• WHAT THIS TASK INVOLVES
Copy out the records word for word, from their first line through the line containing "group-arc <box>1222 62 1865 715</box>", including both of those lines.

• RECORD EXCERPTS
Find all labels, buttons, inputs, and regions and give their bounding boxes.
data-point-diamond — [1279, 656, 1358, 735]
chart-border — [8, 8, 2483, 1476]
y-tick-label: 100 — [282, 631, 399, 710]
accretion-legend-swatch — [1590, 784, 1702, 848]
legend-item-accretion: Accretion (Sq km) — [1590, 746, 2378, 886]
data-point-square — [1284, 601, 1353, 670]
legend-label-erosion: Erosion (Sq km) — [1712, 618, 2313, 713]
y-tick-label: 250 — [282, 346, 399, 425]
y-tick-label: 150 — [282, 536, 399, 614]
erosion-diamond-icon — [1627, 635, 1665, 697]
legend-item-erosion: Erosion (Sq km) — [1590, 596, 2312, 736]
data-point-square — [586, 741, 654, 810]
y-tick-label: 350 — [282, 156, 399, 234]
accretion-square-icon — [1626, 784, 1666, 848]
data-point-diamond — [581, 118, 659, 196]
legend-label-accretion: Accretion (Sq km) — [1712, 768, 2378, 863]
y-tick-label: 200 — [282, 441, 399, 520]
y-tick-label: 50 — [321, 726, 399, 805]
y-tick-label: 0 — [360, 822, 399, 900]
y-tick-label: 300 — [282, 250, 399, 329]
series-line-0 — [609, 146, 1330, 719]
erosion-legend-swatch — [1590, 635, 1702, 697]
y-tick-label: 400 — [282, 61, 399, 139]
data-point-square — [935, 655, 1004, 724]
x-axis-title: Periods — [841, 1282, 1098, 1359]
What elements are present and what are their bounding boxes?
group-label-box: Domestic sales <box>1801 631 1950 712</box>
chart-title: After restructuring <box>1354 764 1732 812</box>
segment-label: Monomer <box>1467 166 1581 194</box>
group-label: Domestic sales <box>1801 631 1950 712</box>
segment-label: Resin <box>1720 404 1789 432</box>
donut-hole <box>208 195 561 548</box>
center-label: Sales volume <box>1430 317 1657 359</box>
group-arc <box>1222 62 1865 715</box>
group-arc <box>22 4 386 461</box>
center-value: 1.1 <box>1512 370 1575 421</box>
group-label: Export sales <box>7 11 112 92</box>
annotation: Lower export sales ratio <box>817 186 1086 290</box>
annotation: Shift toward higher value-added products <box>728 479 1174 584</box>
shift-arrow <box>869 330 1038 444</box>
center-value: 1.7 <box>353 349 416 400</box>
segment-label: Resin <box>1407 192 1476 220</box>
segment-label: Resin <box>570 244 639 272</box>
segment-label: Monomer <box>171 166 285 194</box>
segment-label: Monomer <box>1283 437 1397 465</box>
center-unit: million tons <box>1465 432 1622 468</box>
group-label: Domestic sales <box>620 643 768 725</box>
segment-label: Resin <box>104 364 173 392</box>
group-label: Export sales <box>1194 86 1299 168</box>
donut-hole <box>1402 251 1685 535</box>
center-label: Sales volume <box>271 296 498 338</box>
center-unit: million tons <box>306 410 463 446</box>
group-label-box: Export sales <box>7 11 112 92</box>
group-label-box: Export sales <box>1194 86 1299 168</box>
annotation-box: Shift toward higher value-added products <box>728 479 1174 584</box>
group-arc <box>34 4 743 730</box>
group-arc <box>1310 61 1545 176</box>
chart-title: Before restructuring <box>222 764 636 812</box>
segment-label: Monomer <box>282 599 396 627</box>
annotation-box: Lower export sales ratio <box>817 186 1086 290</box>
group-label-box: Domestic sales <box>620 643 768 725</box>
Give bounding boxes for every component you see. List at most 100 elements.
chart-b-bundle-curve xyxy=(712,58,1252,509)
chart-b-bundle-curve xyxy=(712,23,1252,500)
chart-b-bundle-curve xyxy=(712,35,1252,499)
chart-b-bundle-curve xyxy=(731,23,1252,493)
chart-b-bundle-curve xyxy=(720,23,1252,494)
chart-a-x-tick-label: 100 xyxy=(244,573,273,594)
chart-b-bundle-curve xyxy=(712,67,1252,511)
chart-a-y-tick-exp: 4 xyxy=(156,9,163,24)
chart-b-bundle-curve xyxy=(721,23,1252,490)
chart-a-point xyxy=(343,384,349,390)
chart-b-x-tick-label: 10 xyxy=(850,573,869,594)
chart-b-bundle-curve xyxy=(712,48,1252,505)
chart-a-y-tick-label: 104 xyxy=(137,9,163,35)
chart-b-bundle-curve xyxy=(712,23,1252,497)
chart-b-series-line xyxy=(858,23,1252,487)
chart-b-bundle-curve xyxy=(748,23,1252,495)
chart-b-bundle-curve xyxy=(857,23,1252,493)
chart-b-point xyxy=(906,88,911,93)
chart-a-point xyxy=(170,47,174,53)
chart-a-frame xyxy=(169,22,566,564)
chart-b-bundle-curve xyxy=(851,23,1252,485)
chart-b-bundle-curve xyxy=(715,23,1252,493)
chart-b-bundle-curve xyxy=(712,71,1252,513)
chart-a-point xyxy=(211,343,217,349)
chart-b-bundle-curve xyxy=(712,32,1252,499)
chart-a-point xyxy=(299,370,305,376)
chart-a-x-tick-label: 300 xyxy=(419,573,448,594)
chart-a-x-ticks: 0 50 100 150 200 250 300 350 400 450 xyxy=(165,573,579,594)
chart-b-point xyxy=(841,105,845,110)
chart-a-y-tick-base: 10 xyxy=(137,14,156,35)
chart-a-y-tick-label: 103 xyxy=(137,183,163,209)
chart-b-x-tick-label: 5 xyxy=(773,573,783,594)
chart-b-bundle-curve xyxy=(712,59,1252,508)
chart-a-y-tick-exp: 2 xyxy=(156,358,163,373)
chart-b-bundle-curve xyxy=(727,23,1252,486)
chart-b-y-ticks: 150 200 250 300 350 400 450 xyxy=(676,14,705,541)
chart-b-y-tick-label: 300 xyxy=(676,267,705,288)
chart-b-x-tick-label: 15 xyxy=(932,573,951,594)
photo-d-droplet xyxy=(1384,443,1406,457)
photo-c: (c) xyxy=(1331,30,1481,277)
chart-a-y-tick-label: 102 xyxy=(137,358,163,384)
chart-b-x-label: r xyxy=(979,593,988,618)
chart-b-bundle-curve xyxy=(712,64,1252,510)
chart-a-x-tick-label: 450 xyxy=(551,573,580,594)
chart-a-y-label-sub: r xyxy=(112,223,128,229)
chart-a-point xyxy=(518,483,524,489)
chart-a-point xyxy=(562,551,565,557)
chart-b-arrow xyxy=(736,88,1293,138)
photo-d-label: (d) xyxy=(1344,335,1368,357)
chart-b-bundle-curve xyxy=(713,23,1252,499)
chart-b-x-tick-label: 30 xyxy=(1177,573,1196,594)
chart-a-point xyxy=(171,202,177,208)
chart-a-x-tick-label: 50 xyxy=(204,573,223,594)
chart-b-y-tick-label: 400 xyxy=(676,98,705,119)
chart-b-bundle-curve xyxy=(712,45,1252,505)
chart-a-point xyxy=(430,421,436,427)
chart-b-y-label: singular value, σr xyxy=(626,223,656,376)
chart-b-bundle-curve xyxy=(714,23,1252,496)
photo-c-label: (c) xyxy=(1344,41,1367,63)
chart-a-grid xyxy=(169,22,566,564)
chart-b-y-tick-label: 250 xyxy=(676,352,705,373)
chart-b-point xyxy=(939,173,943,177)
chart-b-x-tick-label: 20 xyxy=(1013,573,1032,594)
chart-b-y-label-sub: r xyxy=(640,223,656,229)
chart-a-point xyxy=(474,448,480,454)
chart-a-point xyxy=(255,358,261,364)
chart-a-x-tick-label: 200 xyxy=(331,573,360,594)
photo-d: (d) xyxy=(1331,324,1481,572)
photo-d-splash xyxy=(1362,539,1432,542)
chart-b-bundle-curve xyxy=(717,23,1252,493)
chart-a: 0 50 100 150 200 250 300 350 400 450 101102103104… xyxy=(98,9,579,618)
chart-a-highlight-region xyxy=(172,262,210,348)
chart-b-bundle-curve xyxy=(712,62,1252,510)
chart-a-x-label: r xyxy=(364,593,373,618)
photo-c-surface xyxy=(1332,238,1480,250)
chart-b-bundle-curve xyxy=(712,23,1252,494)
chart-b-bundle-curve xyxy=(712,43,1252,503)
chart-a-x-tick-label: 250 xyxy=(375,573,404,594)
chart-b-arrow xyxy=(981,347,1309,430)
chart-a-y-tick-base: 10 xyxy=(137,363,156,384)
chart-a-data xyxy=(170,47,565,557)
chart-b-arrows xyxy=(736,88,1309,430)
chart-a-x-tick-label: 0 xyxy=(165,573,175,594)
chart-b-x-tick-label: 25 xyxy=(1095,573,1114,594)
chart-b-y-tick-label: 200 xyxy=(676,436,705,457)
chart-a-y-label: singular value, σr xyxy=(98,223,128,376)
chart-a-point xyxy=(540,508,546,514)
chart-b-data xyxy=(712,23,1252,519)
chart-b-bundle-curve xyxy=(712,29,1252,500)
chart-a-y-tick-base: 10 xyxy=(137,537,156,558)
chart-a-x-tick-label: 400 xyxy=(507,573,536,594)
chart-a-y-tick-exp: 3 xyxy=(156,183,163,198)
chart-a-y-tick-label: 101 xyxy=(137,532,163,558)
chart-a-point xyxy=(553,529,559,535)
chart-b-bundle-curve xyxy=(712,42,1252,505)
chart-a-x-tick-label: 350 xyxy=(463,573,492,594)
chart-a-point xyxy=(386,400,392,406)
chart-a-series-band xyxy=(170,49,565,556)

• EXPECTED OUTPUT
Find all labels, buttons, inputs, and regions and give their bounding boxes.
data-point-diamond — [1279, 656, 1358, 735]
chart-border — [8, 8, 2483, 1476]
y-tick-label: 100 — [282, 631, 399, 710]
accretion-legend-swatch — [1590, 784, 1702, 848]
legend-item-accretion: Accretion (Sq km) — [1590, 746, 2378, 886]
data-point-square — [1284, 601, 1353, 670]
legend-label-erosion: Erosion (Sq km) — [1712, 618, 2313, 713]
y-tick-label: 250 — [282, 346, 399, 425]
y-tick-label: 150 — [282, 536, 399, 614]
erosion-diamond-icon — [1627, 635, 1665, 697]
legend-item-erosion: Erosion (Sq km) — [1590, 596, 2312, 736]
data-point-square — [586, 741, 654, 810]
y-tick-label: 350 — [282, 156, 399, 234]
accretion-square-icon — [1626, 784, 1666, 848]
data-point-diamond — [581, 118, 659, 196]
legend-label-accretion: Accretion (Sq km) — [1712, 768, 2378, 863]
y-tick-label: 200 — [282, 441, 399, 520]
y-tick-label: 50 — [321, 726, 399, 805]
y-tick-label: 0 — [360, 822, 399, 900]
y-tick-label: 300 — [282, 250, 399, 329]
series-line-0 — [609, 146, 1330, 719]
erosion-legend-swatch — [1590, 635, 1702, 697]
y-tick-label: 400 — [282, 61, 399, 139]
data-point-square — [935, 655, 1004, 724]
x-axis-title: Periods — [841, 1282, 1098, 1359]
What elements are present and what are their bounding boxes?
group-label-box: Domestic sales <box>1801 631 1950 712</box>
chart-title: After restructuring <box>1354 764 1732 812</box>
segment-label: Monomer <box>1467 166 1581 194</box>
group-label: Domestic sales <box>1801 631 1950 712</box>
segment-label: Resin <box>1720 404 1789 432</box>
donut-hole <box>208 195 561 548</box>
center-label: Sales volume <box>1430 317 1657 359</box>
group-arc <box>1222 62 1865 715</box>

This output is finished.